- _REQUIRED WORK_: In the records below, find each line with the word "Fehrgelt" and copy it.

[Recorded data]
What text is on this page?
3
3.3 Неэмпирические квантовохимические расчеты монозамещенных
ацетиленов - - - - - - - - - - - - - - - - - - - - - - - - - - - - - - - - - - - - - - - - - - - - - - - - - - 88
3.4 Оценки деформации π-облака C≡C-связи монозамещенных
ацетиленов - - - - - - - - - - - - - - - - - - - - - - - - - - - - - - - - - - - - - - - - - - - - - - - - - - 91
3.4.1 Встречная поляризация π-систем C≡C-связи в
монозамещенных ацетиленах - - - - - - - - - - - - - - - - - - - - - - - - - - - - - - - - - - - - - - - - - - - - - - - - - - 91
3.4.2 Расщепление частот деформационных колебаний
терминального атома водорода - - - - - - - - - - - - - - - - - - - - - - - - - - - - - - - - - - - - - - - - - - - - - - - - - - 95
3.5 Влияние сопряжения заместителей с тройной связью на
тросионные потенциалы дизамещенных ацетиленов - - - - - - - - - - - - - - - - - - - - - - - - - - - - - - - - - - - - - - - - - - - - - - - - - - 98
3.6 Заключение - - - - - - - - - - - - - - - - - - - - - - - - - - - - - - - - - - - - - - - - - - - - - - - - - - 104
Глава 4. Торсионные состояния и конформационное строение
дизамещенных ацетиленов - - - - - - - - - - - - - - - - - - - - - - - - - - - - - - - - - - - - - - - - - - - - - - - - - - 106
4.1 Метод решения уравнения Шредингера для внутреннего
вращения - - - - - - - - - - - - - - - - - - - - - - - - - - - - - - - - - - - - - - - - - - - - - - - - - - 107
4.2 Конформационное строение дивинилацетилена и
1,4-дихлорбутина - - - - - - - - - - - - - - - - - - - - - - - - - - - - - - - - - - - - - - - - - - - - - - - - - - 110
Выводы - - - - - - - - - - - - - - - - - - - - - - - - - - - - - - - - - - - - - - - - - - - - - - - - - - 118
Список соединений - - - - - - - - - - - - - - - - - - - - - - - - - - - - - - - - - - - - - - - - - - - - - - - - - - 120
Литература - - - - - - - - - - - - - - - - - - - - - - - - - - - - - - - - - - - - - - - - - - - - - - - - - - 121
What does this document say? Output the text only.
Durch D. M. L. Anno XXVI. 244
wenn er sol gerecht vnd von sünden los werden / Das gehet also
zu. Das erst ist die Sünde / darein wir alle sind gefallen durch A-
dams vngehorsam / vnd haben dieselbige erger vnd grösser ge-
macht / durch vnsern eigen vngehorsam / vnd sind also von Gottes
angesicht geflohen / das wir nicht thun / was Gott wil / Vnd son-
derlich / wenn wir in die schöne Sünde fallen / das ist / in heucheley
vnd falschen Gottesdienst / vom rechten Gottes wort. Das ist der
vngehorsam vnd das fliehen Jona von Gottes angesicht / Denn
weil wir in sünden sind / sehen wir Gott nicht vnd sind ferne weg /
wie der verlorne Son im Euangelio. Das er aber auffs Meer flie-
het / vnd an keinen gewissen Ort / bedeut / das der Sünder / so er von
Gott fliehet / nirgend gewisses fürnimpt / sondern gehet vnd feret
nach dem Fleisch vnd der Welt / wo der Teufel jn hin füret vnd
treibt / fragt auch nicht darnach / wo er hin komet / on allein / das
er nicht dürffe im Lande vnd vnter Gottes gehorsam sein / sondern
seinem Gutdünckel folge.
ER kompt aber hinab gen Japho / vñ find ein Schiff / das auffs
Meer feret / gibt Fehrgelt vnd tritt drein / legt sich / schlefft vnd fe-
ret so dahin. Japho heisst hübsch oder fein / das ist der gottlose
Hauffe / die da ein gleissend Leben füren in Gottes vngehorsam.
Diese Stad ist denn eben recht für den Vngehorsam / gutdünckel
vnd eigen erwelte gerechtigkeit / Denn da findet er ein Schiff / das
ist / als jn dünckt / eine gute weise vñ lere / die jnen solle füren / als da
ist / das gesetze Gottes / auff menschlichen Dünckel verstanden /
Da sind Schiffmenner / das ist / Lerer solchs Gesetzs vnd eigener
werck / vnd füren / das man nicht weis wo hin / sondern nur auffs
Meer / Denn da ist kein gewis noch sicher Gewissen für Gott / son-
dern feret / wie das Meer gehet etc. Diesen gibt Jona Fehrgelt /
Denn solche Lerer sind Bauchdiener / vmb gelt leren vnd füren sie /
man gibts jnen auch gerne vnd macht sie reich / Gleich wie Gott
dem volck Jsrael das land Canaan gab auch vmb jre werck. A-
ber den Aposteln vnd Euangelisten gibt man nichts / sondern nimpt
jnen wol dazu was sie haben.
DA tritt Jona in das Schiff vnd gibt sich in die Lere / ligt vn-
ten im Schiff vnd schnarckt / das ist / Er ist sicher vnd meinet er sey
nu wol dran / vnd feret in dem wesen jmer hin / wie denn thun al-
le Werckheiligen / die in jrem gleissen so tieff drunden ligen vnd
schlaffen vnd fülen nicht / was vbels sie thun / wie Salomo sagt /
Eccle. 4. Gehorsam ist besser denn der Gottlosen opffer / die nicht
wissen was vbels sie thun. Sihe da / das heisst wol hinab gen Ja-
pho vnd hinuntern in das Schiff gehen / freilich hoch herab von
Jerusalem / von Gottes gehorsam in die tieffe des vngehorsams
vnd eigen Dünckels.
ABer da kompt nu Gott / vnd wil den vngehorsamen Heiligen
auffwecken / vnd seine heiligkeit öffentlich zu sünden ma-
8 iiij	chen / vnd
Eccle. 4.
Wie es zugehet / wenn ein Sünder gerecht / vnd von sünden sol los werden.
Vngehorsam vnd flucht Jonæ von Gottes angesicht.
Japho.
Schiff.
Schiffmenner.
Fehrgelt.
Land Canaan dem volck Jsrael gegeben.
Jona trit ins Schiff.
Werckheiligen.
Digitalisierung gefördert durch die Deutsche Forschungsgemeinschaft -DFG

- _RESPONSE TO THIS TASK_:
Meer feret / gibt Fehrgelt vnd tritt drein / legt sich / schlefft vnd fe-
dern feret / wie das Meer gehet etc. Diesen gibt Jona Fehrgelt /
Fehrgelt.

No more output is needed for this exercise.